> _AIM_
What lines of the data include the string "Salário"? Copy them all.
** start LISTED ENTRIES **
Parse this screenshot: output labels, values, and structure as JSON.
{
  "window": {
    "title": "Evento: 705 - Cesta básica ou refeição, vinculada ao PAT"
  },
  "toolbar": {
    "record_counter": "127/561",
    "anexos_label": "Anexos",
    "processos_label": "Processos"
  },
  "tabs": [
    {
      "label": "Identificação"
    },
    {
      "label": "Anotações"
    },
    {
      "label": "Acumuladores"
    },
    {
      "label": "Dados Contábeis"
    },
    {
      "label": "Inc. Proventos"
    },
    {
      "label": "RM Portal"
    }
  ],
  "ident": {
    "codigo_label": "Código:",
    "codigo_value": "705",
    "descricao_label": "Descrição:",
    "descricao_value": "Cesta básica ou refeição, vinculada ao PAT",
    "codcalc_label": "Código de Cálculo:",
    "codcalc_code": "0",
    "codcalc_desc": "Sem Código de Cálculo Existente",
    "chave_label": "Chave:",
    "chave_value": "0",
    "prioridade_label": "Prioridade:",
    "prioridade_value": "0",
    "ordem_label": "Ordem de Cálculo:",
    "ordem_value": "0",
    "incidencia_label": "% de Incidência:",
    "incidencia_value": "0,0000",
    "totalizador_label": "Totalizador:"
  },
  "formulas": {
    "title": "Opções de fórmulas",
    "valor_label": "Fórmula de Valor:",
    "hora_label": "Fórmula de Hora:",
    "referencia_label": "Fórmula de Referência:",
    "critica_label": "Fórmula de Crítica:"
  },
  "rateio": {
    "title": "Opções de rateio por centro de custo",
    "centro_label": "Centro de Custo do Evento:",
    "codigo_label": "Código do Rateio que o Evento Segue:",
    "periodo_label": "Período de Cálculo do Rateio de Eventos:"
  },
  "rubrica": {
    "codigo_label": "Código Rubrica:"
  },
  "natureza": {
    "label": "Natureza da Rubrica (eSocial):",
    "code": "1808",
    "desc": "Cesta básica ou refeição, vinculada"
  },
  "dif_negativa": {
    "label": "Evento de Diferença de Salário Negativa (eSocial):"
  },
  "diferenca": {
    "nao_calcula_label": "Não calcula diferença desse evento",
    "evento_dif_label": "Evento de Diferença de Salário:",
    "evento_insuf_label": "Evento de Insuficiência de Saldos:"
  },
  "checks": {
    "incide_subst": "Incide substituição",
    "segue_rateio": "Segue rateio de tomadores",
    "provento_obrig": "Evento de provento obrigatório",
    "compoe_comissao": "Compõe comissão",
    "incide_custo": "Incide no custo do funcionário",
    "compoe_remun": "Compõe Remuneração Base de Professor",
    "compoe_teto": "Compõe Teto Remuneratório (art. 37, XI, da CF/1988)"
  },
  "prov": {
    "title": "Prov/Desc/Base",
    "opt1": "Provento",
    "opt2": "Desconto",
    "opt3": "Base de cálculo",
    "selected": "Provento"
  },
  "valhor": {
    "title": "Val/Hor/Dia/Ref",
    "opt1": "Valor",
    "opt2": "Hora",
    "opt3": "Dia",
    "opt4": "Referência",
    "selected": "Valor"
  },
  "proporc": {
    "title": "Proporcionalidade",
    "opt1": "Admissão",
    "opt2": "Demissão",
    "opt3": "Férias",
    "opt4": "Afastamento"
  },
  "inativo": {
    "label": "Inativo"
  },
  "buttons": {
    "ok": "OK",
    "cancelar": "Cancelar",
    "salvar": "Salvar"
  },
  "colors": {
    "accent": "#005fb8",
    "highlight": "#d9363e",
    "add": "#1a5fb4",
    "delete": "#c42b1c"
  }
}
** end LISTED ENTRIES **
> _EXERCISE RESULT_
    "label": "Evento de Diferença de Salário Negativa (eSocial):"
    "evento_dif_label": "Evento de Diferença de Salário:",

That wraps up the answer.